WHAT YOU ARE ASKED TO DO:
Write out the records below once more, exactly as they stand.

SUPPLIED MATERIAL:
- - -
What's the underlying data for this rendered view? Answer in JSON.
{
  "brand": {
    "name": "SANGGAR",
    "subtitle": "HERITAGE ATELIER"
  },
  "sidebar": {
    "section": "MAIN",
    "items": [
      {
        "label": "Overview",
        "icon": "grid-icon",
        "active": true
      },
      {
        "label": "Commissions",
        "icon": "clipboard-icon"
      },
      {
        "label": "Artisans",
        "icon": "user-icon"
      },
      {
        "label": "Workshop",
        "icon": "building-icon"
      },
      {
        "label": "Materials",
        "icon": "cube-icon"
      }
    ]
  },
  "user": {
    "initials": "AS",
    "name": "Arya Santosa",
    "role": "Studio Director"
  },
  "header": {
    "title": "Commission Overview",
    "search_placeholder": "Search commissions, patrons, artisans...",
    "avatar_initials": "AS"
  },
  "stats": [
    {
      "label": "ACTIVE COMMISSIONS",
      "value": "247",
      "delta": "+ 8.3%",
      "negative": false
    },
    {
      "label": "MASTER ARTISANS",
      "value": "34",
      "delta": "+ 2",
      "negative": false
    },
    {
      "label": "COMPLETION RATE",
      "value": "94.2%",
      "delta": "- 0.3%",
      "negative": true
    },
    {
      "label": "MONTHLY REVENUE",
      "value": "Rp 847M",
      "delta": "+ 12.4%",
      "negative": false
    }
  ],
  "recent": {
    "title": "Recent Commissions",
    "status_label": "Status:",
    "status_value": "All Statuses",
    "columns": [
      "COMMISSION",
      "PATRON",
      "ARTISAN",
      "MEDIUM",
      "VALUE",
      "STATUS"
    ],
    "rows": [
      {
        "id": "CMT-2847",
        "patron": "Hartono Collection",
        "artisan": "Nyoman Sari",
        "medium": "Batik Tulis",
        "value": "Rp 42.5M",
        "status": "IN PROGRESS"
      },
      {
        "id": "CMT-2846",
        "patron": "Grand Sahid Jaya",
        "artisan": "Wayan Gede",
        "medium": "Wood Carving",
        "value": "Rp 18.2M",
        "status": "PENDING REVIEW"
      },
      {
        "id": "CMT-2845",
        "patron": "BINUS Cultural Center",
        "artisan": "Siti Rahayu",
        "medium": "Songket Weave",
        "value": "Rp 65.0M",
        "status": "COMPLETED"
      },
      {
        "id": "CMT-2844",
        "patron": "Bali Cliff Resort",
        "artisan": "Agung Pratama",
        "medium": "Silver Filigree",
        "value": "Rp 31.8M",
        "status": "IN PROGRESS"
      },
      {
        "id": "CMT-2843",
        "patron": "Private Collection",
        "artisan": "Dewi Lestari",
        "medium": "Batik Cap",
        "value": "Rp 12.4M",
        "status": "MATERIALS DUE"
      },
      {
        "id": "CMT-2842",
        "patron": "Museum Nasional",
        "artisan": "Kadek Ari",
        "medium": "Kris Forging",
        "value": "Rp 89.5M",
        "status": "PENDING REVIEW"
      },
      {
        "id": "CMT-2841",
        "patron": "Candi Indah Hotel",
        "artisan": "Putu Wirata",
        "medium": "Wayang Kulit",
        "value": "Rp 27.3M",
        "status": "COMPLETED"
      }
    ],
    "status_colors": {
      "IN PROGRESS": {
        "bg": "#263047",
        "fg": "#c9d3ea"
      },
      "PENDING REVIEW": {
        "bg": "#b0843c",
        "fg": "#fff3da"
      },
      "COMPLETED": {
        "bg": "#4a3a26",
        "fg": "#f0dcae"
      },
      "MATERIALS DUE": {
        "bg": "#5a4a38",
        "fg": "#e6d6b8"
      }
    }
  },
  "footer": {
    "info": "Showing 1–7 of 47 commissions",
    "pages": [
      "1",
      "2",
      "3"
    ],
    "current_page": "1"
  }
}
- - -
TASK RESPONSE:
What's the underlying data for this rendered view? Answer in JSON.
{
  "brand": {
    "name": "SANGGAR",
    "subtitle": "HERITAGE ATELIER"
  },
  "sidebar": {
    "section": "MAIN",
    "items": [
      {
        "label": "Overview",
        "icon": "grid-icon",
        "active": true
      },
      {
        "label": "Commissions",
        "icon": "clipboard-icon"
      },
      {
        "label": "Artisans",
        "icon": "user-icon"
      },
      {
        "label": "Workshop",
        "icon": "building-icon"
      },
      {
        "label": "Materials",
        "icon": "cube-icon"
      }
    ]
  },
  "user": {
    "initials": "AS",
    "name": "Arya Santosa",
    "role": "Studio Director"
  },
  "header": {
    "title": "Commission Overview",
    "search_placeholder": "Search commissions, patrons, artisans...",
    "avatar_initials": "AS"
  },
  "stats": [
    {
      "label": "ACTIVE COMMISSIONS",
      "value": "247",
      "delta": "+ 8.3%",
      "negative": false
    },
    {
      "label": "MASTER ARTISANS",
      "value": "34",
      "delta": "+ 2",
      "negative": false
    },
    {
      "label": "COMPLETION RATE",
      "value": "94.2%",
      "delta": "- 0.3%",
      "negative": true
    },
    {
      "label": "MONTHLY REVENUE",
      "value": "Rp 847M",
      "delta": "+ 12.4%",
      "negative": false
    }
  ],
  "recent": {
    "title": "Recent Commissions",
    "status_label": "Status:",
    "status_value": "All Statuses",
    "columns": [
      "COMMISSION",
      "PATRON",
      "ARTISAN",
      "MEDIUM",
      "VALUE",
      "STATUS"
    ],
    "rows": [
      {
        "id": "CMT-2847",
        "patron": "Hartono Collection",
        "artisan": "Nyoman Sari",
        "medium": "Batik Tulis",
        "value": "Rp 42.5M",
        "status": "IN PROGRESS"
      },
      {
        "id": "CMT-2846",
        "patron": "Grand Sahid Jaya",
        "artisan": "Wayan Gede",
        "medium": "Wood Carving",
        "value": "Rp 18.2M",
        "status": "PENDING REVIEW"
      },
      {
        "id": "CMT-2845",
        "patron": "BINUS Cultural Center",
        "artisan": "Siti Rahayu",
        "medium": "Songket Weave",
        "value": "Rp 65.0M",
        "status": "COMPLETED"
      },
      {
        "id": "CMT-2844",
        "patron": "Bali Cliff Resort",
        "artisan": "Agung Pratama",
        "medium": "Silver Filigree",
        "value": "Rp 31.8M",
        "status": "IN PROGRESS"
      },
      {
        "id": "CMT-2843",
        "patron": "Private Collection",
        "artisan": "Dewi Lestari",
        "medium": "Batik Cap",
        "value": "Rp 12.4M",
        "status": "MATERIALS DUE"
      },
      {
        "id": "CMT-2842",
        "patron": "Museum Nasional",
        "artisan": "Kadek Ari",
        "medium": "Kris Forging",
        "value": "Rp 89.5M",
        "status": "PENDING REVIEW"
      },
      {
        "id": "CMT-2841",
        "patron": "Candi Indah Hotel",
        "artisan": "Putu Wirata",
        "medium": "Wayang Kulit",
        "value": "Rp 27.3M",
        "status": "COMPLETED"
      }
    ],
    "status_colors": {
      "IN PROGRESS": {
        "bg": "#263047",
        "fg": "#c9d3ea"
      },
      "PENDING REVIEW": {
        "bg": "#b0843c",
        "fg": "#fff3da"
      },
      "COMPLETED": {
        "bg": "#4a3a26",
        "fg": "#f0dcae"
      },
      "MATERIALS DUE": {
        "bg": "#5a4a38",
        "fg": "#e6d6b8"
      }
    }
  },
  "footer": {
    "info": "Showing 1–7 of 47 commissions",
    "pages": [
      "1",
      "2",
      "3"
    ],
    "current_page": "1"
  }
}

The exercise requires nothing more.